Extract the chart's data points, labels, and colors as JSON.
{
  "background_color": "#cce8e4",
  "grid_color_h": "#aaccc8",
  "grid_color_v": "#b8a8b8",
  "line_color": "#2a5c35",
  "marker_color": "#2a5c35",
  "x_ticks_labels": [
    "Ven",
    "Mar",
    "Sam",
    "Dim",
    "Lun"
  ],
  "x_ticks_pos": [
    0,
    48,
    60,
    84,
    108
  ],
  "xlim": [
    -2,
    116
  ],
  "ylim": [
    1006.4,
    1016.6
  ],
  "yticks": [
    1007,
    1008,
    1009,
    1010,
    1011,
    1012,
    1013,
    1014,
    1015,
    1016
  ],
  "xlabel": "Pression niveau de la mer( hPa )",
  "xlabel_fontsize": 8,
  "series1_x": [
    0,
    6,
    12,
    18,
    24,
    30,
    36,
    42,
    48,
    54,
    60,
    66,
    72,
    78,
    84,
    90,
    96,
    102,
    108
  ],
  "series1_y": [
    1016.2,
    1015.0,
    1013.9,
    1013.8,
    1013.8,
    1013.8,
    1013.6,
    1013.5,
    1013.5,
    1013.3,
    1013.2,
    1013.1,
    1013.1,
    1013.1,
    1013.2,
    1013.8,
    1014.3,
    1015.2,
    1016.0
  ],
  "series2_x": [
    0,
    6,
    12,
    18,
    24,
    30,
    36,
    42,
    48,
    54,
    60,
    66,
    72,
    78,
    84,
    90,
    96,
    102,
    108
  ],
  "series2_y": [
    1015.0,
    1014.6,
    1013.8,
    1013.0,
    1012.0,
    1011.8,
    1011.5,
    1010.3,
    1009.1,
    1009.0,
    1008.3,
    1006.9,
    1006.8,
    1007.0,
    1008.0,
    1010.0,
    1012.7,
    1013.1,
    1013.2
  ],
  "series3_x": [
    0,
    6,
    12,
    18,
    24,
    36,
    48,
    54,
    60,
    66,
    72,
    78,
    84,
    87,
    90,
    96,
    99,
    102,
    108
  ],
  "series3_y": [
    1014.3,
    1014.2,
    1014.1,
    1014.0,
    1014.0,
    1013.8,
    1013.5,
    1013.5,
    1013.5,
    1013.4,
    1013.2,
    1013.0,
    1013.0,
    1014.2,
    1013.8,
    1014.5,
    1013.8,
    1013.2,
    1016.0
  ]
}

- - - - - - -

## GIVEN EXERCISE:
Exactly reproduce the material above.

## FULL OUTPUT:
Extract the chart's data points, labels, and colors as JSON.
{
  "background_color": "#cce8e4",
  "grid_color_h": "#aaccc8",
  "grid_color_v": "#b8a8b8",
  "line_color": "#2a5c35",
  "marker_color": "#2a5c35",
  "x_ticks_labels": [
    "Ven",
    "Mar",
    "Sam",
    "Dim",
    "Lun"
  ],
  "x_ticks_pos": [
    0,
    48,
    60,
    84,
    108
  ],
  "xlim": [
    -2,
    116
  ],
  "ylim": [
    1006.4,
    1016.6
  ],
  "yticks": [
    1007,
    1008,
    1009,
    1010,
    1011,
    1012,
    1013,
    1014,
    1015,
    1016
  ],
  "xlabel": "Pression niveau de la mer( hPa )",
  "xlabel_fontsize": 8,
  "series1_x": [
    0,
    6,
    12,
    18,
    24,
    30,
    36,
    42,
    48,
    54,
    60,
    66,
    72,
    78,
    84,
    90,
    96,
    102,
    108
  ],
  "series1_y": [
    1016.2,
    1015.0,
    1013.9,
    1013.8,
    1013.8,
    1013.8,
    1013.6,
    1013.5,
    1013.5,
    1013.3,
    1013.2,
    1013.1,
    1013.1,
    1013.1,
    1013.2,
    1013.8,
    1014.3,
    1015.2,
    1016.0
  ],
  "series2_x": [
    0,
    6,
    12,
    18,
    24,
    30,
    36,
    42,
    48,
    54,
    60,
    66,
    72,
    78,
    84,
    90,
    96,
    102,
    108
  ],
  "series2_y": [
    1015.0,
    1014.6,
    1013.8,
    1013.0,
    1012.0,
    1011.8,
    1011.5,
    1010.3,
    1009.1,
    1009.0,
    1008.3,
    1006.9,
    1006.8,
    1007.0,
    1008.0,
    1010.0,
    1012.7,
    1013.1,
    1013.2
  ],
  "series3_x": [
    0,
    6,
    12,
    18,
    24,
    36,
    48,
    54,
    60,
    66,
    72,
    78,
    84,
    87,
    90,
    96,
    99,
    102,
    108
  ],
  "series3_y": [
    1014.3,
    1014.2,
    1014.1,
    1014.0,
    1014.0,
    1013.8,
    1013.5,
    1013.5,
    1013.5,
    1013.4,
    1013.2,
    1013.0,
    1013.0,
    1014.2,
    1013.8,
    1014.5,
    1013.8,
    1013.2,
    1016.0
  ]
}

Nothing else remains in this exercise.